*SHORT EXERCISE*. Pull every line that holds the word "System" from the entries.
+++
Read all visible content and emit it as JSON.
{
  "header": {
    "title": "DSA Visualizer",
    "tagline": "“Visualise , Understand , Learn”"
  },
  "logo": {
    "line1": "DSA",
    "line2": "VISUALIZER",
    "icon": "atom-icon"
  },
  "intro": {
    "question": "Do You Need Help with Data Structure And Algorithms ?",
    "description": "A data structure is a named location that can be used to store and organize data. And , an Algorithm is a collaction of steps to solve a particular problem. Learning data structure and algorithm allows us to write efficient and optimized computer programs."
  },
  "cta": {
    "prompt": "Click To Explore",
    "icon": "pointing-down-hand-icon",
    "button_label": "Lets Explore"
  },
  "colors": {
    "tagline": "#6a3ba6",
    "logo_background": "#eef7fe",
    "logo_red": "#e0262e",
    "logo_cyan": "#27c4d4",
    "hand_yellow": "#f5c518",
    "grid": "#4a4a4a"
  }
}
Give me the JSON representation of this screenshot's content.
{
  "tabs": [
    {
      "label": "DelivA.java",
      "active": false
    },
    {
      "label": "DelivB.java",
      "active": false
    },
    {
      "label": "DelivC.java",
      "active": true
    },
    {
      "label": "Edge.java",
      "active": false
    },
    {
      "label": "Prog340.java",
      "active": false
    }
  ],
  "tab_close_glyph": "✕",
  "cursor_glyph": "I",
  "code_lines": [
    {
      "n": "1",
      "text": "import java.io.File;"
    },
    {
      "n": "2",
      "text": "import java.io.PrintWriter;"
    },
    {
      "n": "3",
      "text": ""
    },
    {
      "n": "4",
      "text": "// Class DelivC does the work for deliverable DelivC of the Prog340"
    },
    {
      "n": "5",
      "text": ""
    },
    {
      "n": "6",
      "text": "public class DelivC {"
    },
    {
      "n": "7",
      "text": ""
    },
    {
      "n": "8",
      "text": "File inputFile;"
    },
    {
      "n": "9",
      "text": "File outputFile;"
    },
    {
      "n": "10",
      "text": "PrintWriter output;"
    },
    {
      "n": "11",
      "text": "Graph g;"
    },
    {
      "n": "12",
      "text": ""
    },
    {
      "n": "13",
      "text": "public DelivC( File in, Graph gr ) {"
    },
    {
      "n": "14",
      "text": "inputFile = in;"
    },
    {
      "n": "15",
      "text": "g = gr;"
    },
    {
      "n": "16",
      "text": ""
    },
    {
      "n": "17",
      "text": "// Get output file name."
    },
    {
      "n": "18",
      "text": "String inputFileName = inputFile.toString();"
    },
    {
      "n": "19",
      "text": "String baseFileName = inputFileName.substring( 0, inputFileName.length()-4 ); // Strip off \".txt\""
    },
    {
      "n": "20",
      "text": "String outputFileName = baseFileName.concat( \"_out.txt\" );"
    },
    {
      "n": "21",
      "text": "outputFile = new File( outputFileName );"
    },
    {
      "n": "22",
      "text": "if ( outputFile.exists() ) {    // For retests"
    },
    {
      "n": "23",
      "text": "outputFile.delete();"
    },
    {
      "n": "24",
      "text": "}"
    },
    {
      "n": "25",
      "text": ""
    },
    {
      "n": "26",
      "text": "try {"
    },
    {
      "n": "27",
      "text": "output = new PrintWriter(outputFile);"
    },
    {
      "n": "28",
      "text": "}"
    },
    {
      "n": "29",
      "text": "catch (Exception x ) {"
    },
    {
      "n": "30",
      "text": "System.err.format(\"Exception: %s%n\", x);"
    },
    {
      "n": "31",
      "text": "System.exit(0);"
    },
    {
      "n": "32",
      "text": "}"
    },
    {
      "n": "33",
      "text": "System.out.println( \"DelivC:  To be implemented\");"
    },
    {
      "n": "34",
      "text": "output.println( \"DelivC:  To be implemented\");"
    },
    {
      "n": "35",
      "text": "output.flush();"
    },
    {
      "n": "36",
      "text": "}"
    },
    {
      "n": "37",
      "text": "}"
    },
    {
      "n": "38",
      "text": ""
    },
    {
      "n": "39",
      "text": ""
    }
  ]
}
+++
*FINISHED EXERCISE*.
      "text": "System.err.format(\"Exception: %s%n\", x);"
      "text": "System.exit(0);"
      "text": "System.out.println( \"DelivC:  To be implemented\");"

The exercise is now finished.